▶ Listed records:
* * * * * * * * *
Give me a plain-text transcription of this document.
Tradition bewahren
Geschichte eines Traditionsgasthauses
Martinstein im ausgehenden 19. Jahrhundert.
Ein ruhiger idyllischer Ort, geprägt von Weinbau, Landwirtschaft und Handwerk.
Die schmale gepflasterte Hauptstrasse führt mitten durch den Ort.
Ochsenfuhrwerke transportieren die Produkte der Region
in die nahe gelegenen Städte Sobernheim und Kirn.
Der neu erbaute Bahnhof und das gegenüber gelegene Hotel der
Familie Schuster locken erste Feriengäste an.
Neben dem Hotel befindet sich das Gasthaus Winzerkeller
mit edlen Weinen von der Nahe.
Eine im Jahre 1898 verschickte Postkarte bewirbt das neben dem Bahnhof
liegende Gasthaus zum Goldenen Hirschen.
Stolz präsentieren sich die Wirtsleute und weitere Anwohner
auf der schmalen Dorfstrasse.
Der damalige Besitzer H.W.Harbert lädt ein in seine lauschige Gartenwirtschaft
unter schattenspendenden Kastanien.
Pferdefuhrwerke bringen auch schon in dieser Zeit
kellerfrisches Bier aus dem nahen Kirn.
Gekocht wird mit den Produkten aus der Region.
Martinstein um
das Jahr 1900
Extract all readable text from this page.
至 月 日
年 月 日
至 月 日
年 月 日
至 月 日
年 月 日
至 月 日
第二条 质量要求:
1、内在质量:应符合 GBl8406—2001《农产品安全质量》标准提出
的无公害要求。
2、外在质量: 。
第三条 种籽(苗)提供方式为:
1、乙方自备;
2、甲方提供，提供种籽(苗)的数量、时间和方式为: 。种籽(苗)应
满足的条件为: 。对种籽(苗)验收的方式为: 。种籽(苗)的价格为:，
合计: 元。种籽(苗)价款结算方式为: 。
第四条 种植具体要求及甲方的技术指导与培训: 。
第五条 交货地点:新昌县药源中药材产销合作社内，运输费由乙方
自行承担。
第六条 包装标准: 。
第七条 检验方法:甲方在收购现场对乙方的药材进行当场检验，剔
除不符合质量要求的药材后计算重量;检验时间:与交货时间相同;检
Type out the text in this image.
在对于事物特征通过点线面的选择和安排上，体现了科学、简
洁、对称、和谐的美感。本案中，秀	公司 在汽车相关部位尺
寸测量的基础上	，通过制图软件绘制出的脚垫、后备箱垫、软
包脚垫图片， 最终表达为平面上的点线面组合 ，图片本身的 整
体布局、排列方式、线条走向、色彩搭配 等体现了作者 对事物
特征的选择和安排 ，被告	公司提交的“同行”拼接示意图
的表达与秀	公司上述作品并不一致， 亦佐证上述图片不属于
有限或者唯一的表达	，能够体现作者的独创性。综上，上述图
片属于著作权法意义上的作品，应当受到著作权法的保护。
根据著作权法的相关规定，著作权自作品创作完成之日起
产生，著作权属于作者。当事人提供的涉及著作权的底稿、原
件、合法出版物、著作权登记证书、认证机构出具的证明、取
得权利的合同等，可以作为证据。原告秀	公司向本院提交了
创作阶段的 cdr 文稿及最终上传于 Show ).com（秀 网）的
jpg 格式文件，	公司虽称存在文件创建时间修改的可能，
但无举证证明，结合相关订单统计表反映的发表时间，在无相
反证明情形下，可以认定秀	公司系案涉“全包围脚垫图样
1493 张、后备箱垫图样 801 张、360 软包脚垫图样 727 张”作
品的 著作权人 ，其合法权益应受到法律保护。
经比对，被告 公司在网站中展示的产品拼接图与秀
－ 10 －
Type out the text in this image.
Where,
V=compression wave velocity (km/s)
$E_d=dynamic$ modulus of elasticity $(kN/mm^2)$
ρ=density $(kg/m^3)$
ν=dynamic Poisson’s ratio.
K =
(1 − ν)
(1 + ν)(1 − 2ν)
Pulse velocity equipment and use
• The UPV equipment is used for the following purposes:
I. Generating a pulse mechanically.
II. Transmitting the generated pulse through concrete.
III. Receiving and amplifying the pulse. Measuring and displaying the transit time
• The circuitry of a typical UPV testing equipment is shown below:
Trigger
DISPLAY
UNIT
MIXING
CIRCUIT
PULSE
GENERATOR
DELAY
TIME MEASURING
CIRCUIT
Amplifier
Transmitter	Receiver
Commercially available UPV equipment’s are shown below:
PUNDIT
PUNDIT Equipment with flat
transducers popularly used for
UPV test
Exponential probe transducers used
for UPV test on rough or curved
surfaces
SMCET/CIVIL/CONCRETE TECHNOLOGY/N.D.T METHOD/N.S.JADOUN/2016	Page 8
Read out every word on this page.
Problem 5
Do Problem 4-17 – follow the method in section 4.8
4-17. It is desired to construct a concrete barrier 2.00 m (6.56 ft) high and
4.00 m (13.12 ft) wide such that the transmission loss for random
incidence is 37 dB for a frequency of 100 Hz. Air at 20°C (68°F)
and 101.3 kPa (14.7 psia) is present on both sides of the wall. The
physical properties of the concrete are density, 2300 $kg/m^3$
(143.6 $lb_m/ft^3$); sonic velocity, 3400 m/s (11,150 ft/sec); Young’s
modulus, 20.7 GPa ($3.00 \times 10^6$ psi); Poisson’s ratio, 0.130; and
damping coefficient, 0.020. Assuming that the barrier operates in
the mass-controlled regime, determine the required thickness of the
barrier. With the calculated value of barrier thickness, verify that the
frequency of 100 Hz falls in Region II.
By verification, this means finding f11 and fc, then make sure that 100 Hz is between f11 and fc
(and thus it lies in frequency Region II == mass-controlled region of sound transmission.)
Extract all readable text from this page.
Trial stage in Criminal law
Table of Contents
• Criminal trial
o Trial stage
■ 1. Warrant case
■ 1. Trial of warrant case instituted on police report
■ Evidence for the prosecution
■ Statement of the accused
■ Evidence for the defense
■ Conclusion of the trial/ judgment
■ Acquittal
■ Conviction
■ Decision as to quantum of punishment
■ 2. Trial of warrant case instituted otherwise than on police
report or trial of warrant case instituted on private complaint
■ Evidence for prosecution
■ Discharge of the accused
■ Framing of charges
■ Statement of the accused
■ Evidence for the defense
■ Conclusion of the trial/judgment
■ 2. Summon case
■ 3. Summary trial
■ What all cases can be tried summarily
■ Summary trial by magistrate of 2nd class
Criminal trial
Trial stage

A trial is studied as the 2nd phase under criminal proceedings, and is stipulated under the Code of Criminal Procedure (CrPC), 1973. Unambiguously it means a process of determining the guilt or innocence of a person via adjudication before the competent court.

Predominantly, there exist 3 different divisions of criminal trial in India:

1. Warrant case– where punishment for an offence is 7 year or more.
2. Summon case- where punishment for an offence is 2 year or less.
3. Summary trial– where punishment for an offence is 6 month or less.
* * * * * * * * *
▶ Instruction:
Take the records above and return them exactly as written.

▶ Final answer:
Give me a plain-text transcription of this document.
Tradition bewahren
Geschichte eines Traditionsgasthauses
Martinstein im ausgehenden 19. Jahrhundert.
Ein ruhiger idyllischer Ort, geprägt von Weinbau, Landwirtschaft und Handwerk.
Die schmale gepflasterte Hauptstrasse führt mitten durch den Ort.
Ochsenfuhrwerke transportieren die Produkte der Region
in die nahe gelegenen Städte Sobernheim und Kirn.
Der neu erbaute Bahnhof und das gegenüber gelegene Hotel der
Familie Schuster locken erste Feriengäste an.
Neben dem Hotel befindet sich das Gasthaus Winzerkeller
mit edlen Weinen von der Nahe.
Eine im Jahre 1898 verschickte Postkarte bewirbt das neben dem Bahnhof
liegende Gasthaus zum Goldenen Hirschen.
Stolz präsentieren sich die Wirtsleute und weitere Anwohner
auf der schmalen Dorfstrasse.
Der damalige Besitzer H.W.Harbert lädt ein in seine lauschige Gartenwirtschaft
unter schattenspendenden Kastanien.
Pferdefuhrwerke bringen auch schon in dieser Zeit
kellerfrisches Bier aus dem nahen Kirn.
Gekocht wird mit den Produkten aus der Region.
Martinstein um
das Jahr 1900
Extract all readable text from this page.
至 月 日
年 月 日
至 月 日
年 月 日
至 月 日
年 月 日
至 月 日
第二条 质量要求:
1、内在质量:应符合 GBl8406—2001《农产品安全质量》标准提出
的无公害要求。
2、外在质量: 。
第三条 种籽(苗)提供方式为:
1、乙方自备;
2、甲方提供，提供种籽(苗)的数量、时间和方式为: 。种籽(苗)应
满足的条件为: 。对种籽(苗)验收的方式为: 。种籽(苗)的价格为:，
合计: 元。种籽(苗)价款结算方式为: 。
第四条 种植具体要求及甲方的技术指导与培训: 。
第五条 交货地点:新昌县药源中药材产销合作社内，运输费由乙方
自行承担。
第六条 包装标准: 。
第七条 检验方法:甲方在收购现场对乙方的药材进行当场检验，剔
除不符合质量要求的药材后计算重量;检验时间:与交货时间相同;检
Type out the text in this image.
在对于事物特征通过点线面的选择和安排上，体现了科学、简
洁、对称、和谐的美感。本案中，秀	公司 在汽车相关部位尺
寸测量的基础上	，通过制图软件绘制出的脚垫、后备箱垫、软
包脚垫图片， 最终表达为平面上的点线面组合 ，图片本身的 整
体布局、排列方式、线条走向、色彩搭配 等体现了作者 对事物
特征的选择和安排 ，被告	公司提交的“同行”拼接示意图
的表达与秀	公司上述作品并不一致， 亦佐证上述图片不属于
有限或者唯一的表达	，能够体现作者的独创性。综上，上述图
片属于著作权法意义上的作品，应当受到著作权法的保护。
根据著作权法的相关规定，著作权自作品创作完成之日起
产生，著作权属于作者。当事人提供的涉及著作权的底稿、原
件、合法出版物、著作权登记证书、认证机构出具的证明、取
得权利的合同等，可以作为证据。原告秀	公司向本院提交了
创作阶段的 cdr 文稿及最终上传于 Show ).com（秀 网）的
jpg 格式文件，	公司虽称存在文件创建时间修改的可能，
但无举证证明，结合相关订单统计表反映的发表时间，在无相
反证明情形下，可以认定秀	公司系案涉“全包围脚垫图样
1493 张、后备箱垫图样 801 张、360 软包脚垫图样 727 张”作
品的 著作权人 ，其合法权益应受到法律保护。
经比对，被告 公司在网站中展示的产品拼接图与秀
－ 10 －
Type out the text in this image.
Where,
V=compression wave velocity (km/s)
$E_d=dynamic$ modulus of elasticity $(kN/mm^2)$
ρ=density $(kg/m^3)$
ν=dynamic Poisson’s ratio.
K =
(1 − ν)
(1 + ν)(1 − 2ν)
Pulse velocity equipment and use
• The UPV equipment is used for the following purposes:
I. Generating a pulse mechanically.
II. Transmitting the generated pulse through concrete.
III. Receiving and amplifying the pulse. Measuring and displaying the transit time
• The circuitry of a typical UPV testing equipment is shown below:
Trigger
DISPLAY
UNIT
MIXING
CIRCUIT
PULSE
GENERATOR
DELAY
TIME MEASURING
CIRCUIT
Amplifier
Transmitter	Receiver
Commercially available UPV equipment’s are shown below:
PUNDIT
PUNDIT Equipment with flat
transducers popularly used for
UPV test
Exponential probe transducers used
for UPV test on rough or curved
surfaces
SMCET/CIVIL/CONCRETE TECHNOLOGY/N.D.T METHOD/N.S.JADOUN/2016	Page 8
Read out every word on this page.
Problem 5
Do Problem 4-17 – follow the method in section 4.8
4-17. It is desired to construct a concrete barrier 2.00 m (6.56 ft) high and
4.00 m (13.12 ft) wide such that the transmission loss for random
incidence is 37 dB for a frequency of 100 Hz. Air at 20°C (68°F)
and 101.3 kPa (14.7 psia) is present on both sides of the wall. The
physical properties of the concrete are density, 2300 $kg/m^3$
(143.6 $lb_m/ft^3$); sonic velocity, 3400 m/s (11,150 ft/sec); Young’s
modulus, 20.7 GPa ($3.00 \times 10^6$ psi); Poisson’s ratio, 0.130; and
damping coefficient, 0.020. Assuming that the barrier operates in
the mass-controlled regime, determine the required thickness of the
barrier. With the calculated value of barrier thickness, verify that the
frequency of 100 Hz falls in Region II.
By verification, this means finding f11 and fc, then make sure that 100 Hz is between f11 and fc
(and thus it lies in frequency Region II == mass-controlled region of sound transmission.)
Extract all readable text from this page.
Trial stage in Criminal law
Table of Contents
• Criminal trial
o Trial stage
■ 1. Warrant case
■ 1. Trial of warrant case instituted on police report
■ Evidence for the prosecution
■ Statement of the accused
■ Evidence for the defense
■ Conclusion of the trial/ judgment
■ Acquittal
■ Conviction
■ Decision as to quantum of punishment
■ 2. Trial of warrant case instituted otherwise than on police
report or trial of warrant case instituted on private complaint
■ Evidence for prosecution
■ Discharge of the accused
■ Framing of charges
■ Statement of the accused
■ Evidence for the defense
■ Conclusion of the trial/judgment
■ 2. Summon case
■ 3. Summary trial
■ What all cases can be tried summarily
■ Summary trial by magistrate of 2nd class
Criminal trial
Trial stage

A trial is studied as the 2nd phase under criminal proceedings, and is stipulated under the Code of Criminal Procedure (CrPC), 1973. Unambiguously it means a process of determining the guilt or innocence of a person via adjudication before the competent court.

Predominantly, there exist 3 different divisions of criminal trial in India:

1. Warrant case– where punishment for an offence is 7 year or more.
2. Summon case- where punishment for an offence is 2 year or less.
3. Summary trial– where punishment for an offence is 6 month or less.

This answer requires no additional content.